Requirements
Give the count of lines that include the string "start". Add nothing to it.

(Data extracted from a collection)
■ ■ ■ ■ ■ ■ ■
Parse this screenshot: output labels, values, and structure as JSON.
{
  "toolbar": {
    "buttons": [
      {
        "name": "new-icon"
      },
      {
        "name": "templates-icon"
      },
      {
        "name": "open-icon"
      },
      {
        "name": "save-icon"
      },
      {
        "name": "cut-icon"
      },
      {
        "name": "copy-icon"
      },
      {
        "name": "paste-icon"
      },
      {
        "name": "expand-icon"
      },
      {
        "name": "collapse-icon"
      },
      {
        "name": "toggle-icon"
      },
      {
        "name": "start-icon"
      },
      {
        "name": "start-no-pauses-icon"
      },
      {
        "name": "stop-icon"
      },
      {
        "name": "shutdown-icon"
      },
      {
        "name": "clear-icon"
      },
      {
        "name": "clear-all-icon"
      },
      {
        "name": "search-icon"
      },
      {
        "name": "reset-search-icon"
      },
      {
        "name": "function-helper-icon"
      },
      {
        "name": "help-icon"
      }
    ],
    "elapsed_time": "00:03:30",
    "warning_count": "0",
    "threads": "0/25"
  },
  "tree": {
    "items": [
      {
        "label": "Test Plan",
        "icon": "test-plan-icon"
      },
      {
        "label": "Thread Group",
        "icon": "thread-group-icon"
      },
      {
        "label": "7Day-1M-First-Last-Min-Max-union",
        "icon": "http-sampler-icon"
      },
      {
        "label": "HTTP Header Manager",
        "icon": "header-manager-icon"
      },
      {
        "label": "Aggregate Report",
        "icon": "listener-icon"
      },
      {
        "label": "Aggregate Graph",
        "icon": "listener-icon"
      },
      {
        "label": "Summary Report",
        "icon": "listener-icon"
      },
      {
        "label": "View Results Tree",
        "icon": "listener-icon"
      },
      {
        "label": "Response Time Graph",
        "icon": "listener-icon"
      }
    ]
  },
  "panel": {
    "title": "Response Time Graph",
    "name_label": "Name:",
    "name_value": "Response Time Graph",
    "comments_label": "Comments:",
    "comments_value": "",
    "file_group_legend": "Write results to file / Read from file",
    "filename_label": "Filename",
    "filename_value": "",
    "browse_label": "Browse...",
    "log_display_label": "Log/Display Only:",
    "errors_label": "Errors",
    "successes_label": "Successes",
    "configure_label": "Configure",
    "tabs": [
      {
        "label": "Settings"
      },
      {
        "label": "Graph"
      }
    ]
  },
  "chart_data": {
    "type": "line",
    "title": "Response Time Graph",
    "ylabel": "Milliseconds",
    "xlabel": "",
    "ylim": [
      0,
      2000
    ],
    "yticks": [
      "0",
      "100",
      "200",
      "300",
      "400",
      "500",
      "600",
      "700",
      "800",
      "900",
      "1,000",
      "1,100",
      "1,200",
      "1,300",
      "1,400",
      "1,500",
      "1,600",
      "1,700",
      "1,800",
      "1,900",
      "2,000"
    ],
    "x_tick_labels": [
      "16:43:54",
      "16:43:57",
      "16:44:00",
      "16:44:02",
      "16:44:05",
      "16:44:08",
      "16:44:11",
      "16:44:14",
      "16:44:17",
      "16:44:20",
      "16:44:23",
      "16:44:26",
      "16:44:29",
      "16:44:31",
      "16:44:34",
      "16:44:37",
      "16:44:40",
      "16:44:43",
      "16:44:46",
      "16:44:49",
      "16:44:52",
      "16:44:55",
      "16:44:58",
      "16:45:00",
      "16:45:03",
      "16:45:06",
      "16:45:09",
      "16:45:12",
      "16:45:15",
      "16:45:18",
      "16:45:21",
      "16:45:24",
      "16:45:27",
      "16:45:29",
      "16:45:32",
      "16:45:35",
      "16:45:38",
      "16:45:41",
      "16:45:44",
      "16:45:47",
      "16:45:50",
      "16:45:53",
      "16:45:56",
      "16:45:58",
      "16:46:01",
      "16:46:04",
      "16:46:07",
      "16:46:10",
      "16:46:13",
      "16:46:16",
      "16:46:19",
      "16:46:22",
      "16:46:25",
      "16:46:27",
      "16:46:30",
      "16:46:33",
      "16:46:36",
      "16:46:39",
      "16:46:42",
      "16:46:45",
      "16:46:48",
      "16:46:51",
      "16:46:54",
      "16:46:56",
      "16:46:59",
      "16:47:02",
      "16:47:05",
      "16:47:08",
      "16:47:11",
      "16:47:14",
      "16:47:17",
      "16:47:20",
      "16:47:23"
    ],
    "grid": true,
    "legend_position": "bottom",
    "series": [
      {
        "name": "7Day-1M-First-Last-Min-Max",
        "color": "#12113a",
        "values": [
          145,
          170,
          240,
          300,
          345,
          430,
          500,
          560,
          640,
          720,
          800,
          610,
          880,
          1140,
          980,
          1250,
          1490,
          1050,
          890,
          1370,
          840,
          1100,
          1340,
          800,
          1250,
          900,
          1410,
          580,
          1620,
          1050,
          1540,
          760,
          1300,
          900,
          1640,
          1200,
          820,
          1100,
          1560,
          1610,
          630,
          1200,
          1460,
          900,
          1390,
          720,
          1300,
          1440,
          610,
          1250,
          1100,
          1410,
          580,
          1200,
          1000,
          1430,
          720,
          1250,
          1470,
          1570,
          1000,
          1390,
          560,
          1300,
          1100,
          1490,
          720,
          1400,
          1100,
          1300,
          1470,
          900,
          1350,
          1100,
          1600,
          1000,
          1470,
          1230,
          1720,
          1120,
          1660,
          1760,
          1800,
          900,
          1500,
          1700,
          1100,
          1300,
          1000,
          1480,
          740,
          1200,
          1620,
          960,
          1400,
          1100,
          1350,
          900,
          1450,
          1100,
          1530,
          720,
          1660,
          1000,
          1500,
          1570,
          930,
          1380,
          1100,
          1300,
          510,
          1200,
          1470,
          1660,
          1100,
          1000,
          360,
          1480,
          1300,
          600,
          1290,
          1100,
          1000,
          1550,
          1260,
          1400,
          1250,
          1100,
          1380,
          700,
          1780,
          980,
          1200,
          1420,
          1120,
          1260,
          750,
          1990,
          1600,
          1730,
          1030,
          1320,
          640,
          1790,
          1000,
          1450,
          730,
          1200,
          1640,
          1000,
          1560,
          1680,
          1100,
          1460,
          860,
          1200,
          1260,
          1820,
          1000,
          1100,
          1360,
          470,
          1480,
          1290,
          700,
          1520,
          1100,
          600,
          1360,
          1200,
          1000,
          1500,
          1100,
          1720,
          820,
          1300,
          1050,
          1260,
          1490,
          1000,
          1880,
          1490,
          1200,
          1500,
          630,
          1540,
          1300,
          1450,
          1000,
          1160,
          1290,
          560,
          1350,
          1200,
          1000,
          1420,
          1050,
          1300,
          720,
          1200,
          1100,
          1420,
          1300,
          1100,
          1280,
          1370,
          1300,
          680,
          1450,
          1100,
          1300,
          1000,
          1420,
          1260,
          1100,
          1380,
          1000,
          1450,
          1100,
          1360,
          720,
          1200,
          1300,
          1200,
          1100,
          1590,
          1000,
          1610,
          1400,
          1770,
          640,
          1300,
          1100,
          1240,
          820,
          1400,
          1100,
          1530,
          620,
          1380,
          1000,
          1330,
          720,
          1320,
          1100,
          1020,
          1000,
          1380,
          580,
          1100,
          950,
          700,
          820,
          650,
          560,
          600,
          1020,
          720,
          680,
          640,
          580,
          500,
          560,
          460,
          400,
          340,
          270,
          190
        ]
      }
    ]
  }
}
■ ■ ■ ■ ■ ■ ■
Reply
2